# TASK DETAILS
Nothing should be left out: output all of the entries exactly.

# PROVIDED RECORDS
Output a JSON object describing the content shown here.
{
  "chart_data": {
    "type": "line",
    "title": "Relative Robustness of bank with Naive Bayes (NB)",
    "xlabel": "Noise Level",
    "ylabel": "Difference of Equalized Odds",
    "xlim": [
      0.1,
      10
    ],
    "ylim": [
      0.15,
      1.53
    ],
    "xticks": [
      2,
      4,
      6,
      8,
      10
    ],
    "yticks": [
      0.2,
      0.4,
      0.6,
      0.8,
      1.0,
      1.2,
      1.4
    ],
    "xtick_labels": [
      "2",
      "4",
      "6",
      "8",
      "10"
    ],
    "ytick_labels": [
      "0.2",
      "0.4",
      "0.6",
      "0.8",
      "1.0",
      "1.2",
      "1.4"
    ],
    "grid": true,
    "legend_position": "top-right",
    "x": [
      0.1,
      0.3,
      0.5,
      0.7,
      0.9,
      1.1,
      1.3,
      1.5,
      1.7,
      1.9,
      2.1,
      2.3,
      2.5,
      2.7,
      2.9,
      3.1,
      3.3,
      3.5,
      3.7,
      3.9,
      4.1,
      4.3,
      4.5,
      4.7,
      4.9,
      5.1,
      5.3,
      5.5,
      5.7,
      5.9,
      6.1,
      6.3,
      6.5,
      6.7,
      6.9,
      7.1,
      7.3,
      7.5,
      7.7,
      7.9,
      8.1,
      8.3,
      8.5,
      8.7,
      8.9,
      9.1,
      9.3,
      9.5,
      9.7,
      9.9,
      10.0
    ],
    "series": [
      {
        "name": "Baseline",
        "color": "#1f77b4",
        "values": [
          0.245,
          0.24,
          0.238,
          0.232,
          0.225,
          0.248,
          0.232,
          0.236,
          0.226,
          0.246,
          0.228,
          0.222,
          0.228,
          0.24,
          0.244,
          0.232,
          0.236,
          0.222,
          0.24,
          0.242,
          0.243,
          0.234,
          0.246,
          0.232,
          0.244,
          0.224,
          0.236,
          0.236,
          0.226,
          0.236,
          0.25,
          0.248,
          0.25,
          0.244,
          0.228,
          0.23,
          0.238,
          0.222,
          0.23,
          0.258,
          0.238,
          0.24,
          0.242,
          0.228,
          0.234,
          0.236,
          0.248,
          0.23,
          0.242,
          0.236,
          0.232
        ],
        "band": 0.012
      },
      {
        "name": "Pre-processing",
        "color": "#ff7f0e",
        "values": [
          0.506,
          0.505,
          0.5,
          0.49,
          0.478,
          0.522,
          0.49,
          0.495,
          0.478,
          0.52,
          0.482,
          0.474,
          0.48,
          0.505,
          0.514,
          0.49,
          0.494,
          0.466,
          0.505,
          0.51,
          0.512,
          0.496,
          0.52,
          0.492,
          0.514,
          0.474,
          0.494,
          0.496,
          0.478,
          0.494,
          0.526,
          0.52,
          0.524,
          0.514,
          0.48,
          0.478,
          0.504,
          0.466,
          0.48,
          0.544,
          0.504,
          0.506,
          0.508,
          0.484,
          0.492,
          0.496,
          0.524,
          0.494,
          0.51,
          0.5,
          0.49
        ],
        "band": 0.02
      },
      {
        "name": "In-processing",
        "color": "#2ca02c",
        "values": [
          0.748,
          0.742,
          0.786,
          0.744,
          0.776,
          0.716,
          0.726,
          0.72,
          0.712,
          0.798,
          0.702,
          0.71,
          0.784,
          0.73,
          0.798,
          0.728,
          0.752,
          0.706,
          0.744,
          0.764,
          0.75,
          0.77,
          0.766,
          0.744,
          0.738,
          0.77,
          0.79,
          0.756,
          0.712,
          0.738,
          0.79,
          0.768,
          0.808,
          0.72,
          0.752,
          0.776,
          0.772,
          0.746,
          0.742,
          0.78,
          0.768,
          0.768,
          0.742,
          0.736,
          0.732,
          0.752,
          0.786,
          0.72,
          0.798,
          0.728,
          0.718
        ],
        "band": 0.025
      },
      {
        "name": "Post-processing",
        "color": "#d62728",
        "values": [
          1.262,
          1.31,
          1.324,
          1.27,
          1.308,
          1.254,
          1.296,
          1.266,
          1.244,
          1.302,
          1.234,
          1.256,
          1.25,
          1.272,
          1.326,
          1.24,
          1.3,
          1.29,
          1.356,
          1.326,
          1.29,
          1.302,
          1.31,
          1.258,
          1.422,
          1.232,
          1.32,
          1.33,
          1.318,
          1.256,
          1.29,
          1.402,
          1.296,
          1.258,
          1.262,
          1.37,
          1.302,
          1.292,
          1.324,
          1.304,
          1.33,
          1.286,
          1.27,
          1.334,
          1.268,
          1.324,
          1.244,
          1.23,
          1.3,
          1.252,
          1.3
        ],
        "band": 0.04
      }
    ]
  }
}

# THE SOLUTION
Output a JSON object describing the content shown here.
{
  "chart_data": {
    "type": "line",
    "title": "Relative Robustness of bank with Naive Bayes (NB)",
    "xlabel": "Noise Level",
    "ylabel": "Difference of Equalized Odds",
    "xlim": [
      0.1,
      10
    ],
    "ylim": [
      0.15,
      1.53
    ],
    "xticks": [
      2,
      4,
      6,
      8,
      10
    ],
    "yticks": [
      0.2,
      0.4,
      0.6,
      0.8,
      1.0,
      1.2,
      1.4
    ],
    "xtick_labels": [
      "2",
      "4",
      "6",
      "8",
      "10"
    ],
    "ytick_labels": [
      "0.2",
      "0.4",
      "0.6",
      "0.8",
      "1.0",
      "1.2",
      "1.4"
    ],
    "grid": true,
    "legend_position": "top-right",
    "x": [
      0.1,
      0.3,
      0.5,
      0.7,
      0.9,
      1.1,
      1.3,
      1.5,
      1.7,
      1.9,
      2.1,
      2.3,
      2.5,
      2.7,
      2.9,
      3.1,
      3.3,
      3.5,
      3.7,
      3.9,
      4.1,
      4.3,
      4.5,
      4.7,
      4.9,
      5.1,
      5.3,
      5.5,
      5.7,
      5.9,
      6.1,
      6.3,
      6.5,
      6.7,
      6.9,
      7.1,
      7.3,
      7.5,
      7.7,
      7.9,
      8.1,
      8.3,
      8.5,
      8.7,
      8.9,
      9.1,
      9.3,
      9.5,
      9.7,
      9.9,
      10.0
    ],
    "series": [
      {
        "name": "Baseline",
        "color": "#1f77b4",
        "values": [
          0.245,
          0.24,
          0.238,
          0.232,
          0.225,
          0.248,
          0.232,
          0.236,
          0.226,
          0.246,
          0.228,
          0.222,
          0.228,
          0.24,
          0.244,
          0.232,
          0.236,
          0.222,
          0.24,
          0.242,
          0.243,
          0.234,
          0.246,
          0.232,
          0.244,
          0.224,
          0.236,
          0.236,
          0.226,
          0.236,
          0.25,
          0.248,
          0.25,
          0.244,
          0.228,
          0.23,
          0.238,
          0.222,
          0.23,
          0.258,
          0.238,
          0.24,
          0.242,
          0.228,
          0.234,
          0.236,
          0.248,
          0.23,
          0.242,
          0.236,
          0.232
        ],
        "band": 0.012
      },
      {
        "name": "Pre-processing",
        "color": "#ff7f0e",
        "values": [
          0.506,
          0.505,
          0.5,
          0.49,
          0.478,
          0.522,
          0.49,
          0.495,
          0.478,
          0.52,
          0.482,
          0.474,
          0.48,
          0.505,
          0.514,
          0.49,
          0.494,
          0.466,
          0.505,
          0.51,
          0.512,
          0.496,
          0.52,
          0.492,
          0.514,
          0.474,
          0.494,
          0.496,
          0.478,
          0.494,
          0.526,
          0.52,
          0.524,
          0.514,
          0.48,
          0.478,
          0.504,
          0.466,
          0.48,
          0.544,
          0.504,
          0.506,
          0.508,
          0.484,
          0.492,
          0.496,
          0.524,
          0.494,
          0.51,
          0.5,
          0.49
        ],
        "band": 0.02
      },
      {
        "name": "In-processing",
        "color": "#2ca02c",
        "values": [
          0.748,
          0.742,
          0.786,
          0.744,
          0.776,
          0.716,
          0.726,
          0.72,
          0.712,
          0.798,
          0.702,
          0.71,
          0.784,
          0.73,
          0.798,
          0.728,
          0.752,
          0.706,
          0.744,
          0.764,
          0.75,
          0.77,
          0.766,
          0.744,
          0.738,
          0.77,
          0.79,
          0.756,
          0.712,
          0.738,
          0.79,
          0.768,
          0.808,
          0.72,
          0.752,
          0.776,
          0.772,
          0.746,
          0.742,
          0.78,
          0.768,
          0.768,
          0.742,
          0.736,
          0.732,
          0.752,
          0.786,
          0.72,
          0.798,
          0.728,
          0.718
        ],
        "band": 0.025
      },
      {
        "name": "Post-processing",
        "color": "#d62728",
        "values": [
          1.262,
          1.31,
          1.324,
          1.27,
          1.308,
          1.254,
          1.296,
          1.266,
          1.244,
          1.302,
          1.234,
          1.256,
          1.25,
          1.272,
          1.326,
          1.24,
          1.3,
          1.29,
          1.356,
          1.326,
          1.29,
          1.302,
          1.31,
          1.258,
          1.422,
          1.232,
          1.32,
          1.33,
          1.318,
          1.256,
          1.29,
          1.402,
          1.296,
          1.258,
          1.262,
          1.37,
          1.302,
          1.292,
          1.324,
          1.304,
          1.33,
          1.286,
          1.27,
          1.334,
          1.268,
          1.324,
          1.244,
          1.23,
          1.3,
          1.252,
          1.3
        ],
        "band": 0.04
      }
    ]
  }
}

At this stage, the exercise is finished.